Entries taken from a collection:
┄┄┄┄┄┄

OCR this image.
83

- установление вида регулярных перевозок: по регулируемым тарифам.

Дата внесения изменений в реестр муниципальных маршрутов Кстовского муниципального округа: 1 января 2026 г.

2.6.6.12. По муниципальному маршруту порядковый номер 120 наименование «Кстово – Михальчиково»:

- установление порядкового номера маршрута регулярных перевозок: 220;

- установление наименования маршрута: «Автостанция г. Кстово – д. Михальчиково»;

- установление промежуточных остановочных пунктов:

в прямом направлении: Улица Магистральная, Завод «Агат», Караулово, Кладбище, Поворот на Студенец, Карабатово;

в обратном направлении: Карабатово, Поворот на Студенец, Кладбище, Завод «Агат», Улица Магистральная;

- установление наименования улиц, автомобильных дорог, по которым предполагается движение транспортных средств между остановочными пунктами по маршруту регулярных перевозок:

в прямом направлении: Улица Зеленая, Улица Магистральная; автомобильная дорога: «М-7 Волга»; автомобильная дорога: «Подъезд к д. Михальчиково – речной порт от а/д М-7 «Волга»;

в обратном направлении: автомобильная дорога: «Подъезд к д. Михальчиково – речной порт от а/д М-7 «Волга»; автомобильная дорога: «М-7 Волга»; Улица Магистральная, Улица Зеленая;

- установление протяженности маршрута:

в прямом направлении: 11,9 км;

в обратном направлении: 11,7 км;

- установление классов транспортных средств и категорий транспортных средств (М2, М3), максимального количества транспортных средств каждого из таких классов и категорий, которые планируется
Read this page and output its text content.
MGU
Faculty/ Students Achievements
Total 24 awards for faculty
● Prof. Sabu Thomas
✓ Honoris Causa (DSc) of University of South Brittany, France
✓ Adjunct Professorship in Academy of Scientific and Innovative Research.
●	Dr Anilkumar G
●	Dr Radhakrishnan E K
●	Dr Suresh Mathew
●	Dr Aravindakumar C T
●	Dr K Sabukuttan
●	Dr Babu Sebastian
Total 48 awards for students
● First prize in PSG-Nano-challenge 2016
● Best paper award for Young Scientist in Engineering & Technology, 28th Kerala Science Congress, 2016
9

┄┄┄┄┄┄

** Given instruction **
Above are some records; repeat all of them exactly.

** Worked solution **
OCR this image.
83

- установление вида регулярных перевозок: по регулируемым тарифам.

Дата внесения изменений в реестр муниципальных маршрутов Кстовского муниципального округа: 1 января 2026 г.

2.6.6.12. По муниципальному маршруту порядковый номер 120 наименование «Кстово – Михальчиково»:

- установление порядкового номера маршрута регулярных перевозок: 220;

- установление наименования маршрута: «Автостанция г. Кстово – д. Михальчиково»;

- установление промежуточных остановочных пунктов:

в прямом направлении: Улица Магистральная, Завод «Агат», Караулово, Кладбище, Поворот на Студенец, Карабатово;

в обратном направлении: Карабатово, Поворот на Студенец, Кладбище, Завод «Агат», Улица Магистральная;

- установление наименования улиц, автомобильных дорог, по которым предполагается движение транспортных средств между остановочными пунктами по маршруту регулярных перевозок:

в прямом направлении: Улица Зеленая, Улица Магистральная; автомобильная дорога: «М-7 Волга»; автомобильная дорога: «Подъезд к д. Михальчиково – речной порт от а/д М-7 «Волга»;

в обратном направлении: автомобильная дорога: «Подъезд к д. Михальчиково – речной порт от а/д М-7 «Волга»; автомобильная дорога: «М-7 Волга»; Улица Магистральная, Улица Зеленая;

- установление протяженности маршрута:

в прямом направлении: 11,9 км;

в обратном направлении: 11,7 км;

- установление классов транспортных средств и категорий транспортных средств (М2, М3), максимального количества транспортных средств каждого из таких классов и категорий, которые планируется
Read this page and output its text content.
MGU
Faculty/ Students Achievements
Total 24 awards for faculty
● Prof. Sabu Thomas
✓ Honoris Causa (DSc) of University of South Brittany, France
✓ Adjunct Professorship in Academy of Scientific and Innovative Research.
●	Dr Anilkumar G
●	Dr Radhakrishnan E K
●	Dr Suresh Mathew
●	Dr Aravindakumar C T
●	Dr K Sabukuttan
●	Dr Babu Sebastian
Total 48 awards for students
● First prize in PSG-Nano-challenge 2016
● Best paper award for Young Scientist in Engineering & Technology, 28th Kerala Science Congress, 2016
9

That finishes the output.